RAW RECORDS.
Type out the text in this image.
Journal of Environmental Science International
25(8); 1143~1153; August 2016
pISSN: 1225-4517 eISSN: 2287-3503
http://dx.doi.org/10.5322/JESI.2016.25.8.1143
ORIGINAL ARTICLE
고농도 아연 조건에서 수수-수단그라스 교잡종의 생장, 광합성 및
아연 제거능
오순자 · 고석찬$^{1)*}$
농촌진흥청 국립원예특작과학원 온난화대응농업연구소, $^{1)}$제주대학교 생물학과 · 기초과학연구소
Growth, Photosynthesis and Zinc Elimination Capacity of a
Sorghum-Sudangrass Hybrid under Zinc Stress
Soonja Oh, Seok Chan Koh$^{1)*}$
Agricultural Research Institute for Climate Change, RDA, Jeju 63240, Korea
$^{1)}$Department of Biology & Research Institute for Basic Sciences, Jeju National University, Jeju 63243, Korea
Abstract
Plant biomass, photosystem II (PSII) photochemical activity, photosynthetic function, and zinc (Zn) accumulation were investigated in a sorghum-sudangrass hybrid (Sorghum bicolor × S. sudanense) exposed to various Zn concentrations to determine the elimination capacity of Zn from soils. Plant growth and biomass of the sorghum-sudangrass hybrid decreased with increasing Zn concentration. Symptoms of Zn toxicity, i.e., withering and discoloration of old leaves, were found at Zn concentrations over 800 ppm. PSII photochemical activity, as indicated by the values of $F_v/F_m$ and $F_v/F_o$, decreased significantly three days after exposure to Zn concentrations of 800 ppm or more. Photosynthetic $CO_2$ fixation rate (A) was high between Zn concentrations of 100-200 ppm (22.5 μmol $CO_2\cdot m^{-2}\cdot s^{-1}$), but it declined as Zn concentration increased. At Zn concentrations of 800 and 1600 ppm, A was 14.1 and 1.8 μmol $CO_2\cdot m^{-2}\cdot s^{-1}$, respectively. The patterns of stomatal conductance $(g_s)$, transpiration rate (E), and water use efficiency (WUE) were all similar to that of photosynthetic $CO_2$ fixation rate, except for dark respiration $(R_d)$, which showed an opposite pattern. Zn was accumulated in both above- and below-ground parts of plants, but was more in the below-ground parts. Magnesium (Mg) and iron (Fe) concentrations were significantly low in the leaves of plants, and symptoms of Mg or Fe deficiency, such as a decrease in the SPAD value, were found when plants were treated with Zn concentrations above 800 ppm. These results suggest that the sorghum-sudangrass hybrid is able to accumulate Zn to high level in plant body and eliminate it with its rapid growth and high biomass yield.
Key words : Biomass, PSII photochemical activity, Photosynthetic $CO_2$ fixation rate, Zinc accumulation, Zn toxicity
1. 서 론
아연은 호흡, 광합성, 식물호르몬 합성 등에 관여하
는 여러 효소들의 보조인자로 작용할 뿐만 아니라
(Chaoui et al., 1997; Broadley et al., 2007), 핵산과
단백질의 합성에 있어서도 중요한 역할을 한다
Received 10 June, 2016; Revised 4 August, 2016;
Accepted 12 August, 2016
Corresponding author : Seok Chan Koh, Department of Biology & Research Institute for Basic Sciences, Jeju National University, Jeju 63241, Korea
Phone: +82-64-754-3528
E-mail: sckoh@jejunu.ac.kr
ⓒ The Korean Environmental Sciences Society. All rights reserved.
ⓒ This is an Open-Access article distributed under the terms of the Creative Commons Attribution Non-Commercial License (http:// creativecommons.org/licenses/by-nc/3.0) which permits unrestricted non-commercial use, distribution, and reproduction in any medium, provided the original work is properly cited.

WRITTEN EXERCISE. The full set of records should be duplicated exactly.

FINISHED TASK.
Type out the text in this image.
Journal of Environmental Science International
25(8); 1143~1153; August 2016
pISSN: 1225-4517 eISSN: 2287-3503
http://dx.doi.org/10.5322/JESI.2016.25.8.1143
ORIGINAL ARTICLE
고농도 아연 조건에서 수수-수단그라스 교잡종의 생장, 광합성 및
아연 제거능
오순자 · 고석찬$^{1)*}$
농촌진흥청 국립원예특작과학원 온난화대응농업연구소, $^{1)}$제주대학교 생물학과 · 기초과학연구소
Growth, Photosynthesis and Zinc Elimination Capacity of a
Sorghum-Sudangrass Hybrid under Zinc Stress
Soonja Oh, Seok Chan Koh$^{1)*}$
Agricultural Research Institute for Climate Change, RDA, Jeju 63240, Korea
$^{1)}$Department of Biology & Research Institute for Basic Sciences, Jeju National University, Jeju 63243, Korea
Abstract
Plant biomass, photosystem II (PSII) photochemical activity, photosynthetic function, and zinc (Zn) accumulation were investigated in a sorghum-sudangrass hybrid (Sorghum bicolor × S. sudanense) exposed to various Zn concentrations to determine the elimination capacity of Zn from soils. Plant growth and biomass of the sorghum-sudangrass hybrid decreased with increasing Zn concentration. Symptoms of Zn toxicity, i.e., withering and discoloration of old leaves, were found at Zn concentrations over 800 ppm. PSII photochemical activity, as indicated by the values of $F_v/F_m$ and $F_v/F_o$, decreased significantly three days after exposure to Zn concentrations of 800 ppm or more. Photosynthetic $CO_2$ fixation rate (A) was high between Zn concentrations of 100-200 ppm (22.5 μmol $CO_2\cdot m^{-2}\cdot s^{-1}$), but it declined as Zn concentration increased. At Zn concentrations of 800 and 1600 ppm, A was 14.1 and 1.8 μmol $CO_2\cdot m^{-2}\cdot s^{-1}$, respectively. The patterns of stomatal conductance $(g_s)$, transpiration rate (E), and water use efficiency (WUE) were all similar to that of photosynthetic $CO_2$ fixation rate, except for dark respiration $(R_d)$, which showed an opposite pattern. Zn was accumulated in both above- and below-ground parts of plants, but was more in the below-ground parts. Magnesium (Mg) and iron (Fe) concentrations were significantly low in the leaves of plants, and symptoms of Mg or Fe deficiency, such as a decrease in the SPAD value, were found when plants were treated with Zn concentrations above 800 ppm. These results suggest that the sorghum-sudangrass hybrid is able to accumulate Zn to high level in plant body and eliminate it with its rapid growth and high biomass yield.
Key words : Biomass, PSII photochemical activity, Photosynthetic $CO_2$ fixation rate, Zinc accumulation, Zn toxicity
1. 서 론
아연은 호흡, 광합성, 식물호르몬 합성 등에 관여하
는 여러 효소들의 보조인자로 작용할 뿐만 아니라
(Chaoui et al., 1997; Broadley et al., 2007), 핵산과
단백질의 합성에 있어서도 중요한 역할을 한다
Received 10 June, 2016; Revised 4 August, 2016;
Accepted 12 August, 2016
Corresponding author : Seok Chan Koh, Department of Biology & Research Institute for Basic Sciences, Jeju National University, Jeju 63241, Korea
Phone: +82-64-754-3528
E-mail: sckoh@jejunu.ac.kr
ⓒ The Korean Environmental Sciences Society. All rights reserved.
ⓒ This is an Open-Access article distributed under the terms of the Creative Commons Attribution Non-Commercial License (http:// creativecommons.org/licenses/by-nc/3.0) which permits unrestricted non-commercial use, distribution, and reproduction in any medium, provided the original work is properly cited.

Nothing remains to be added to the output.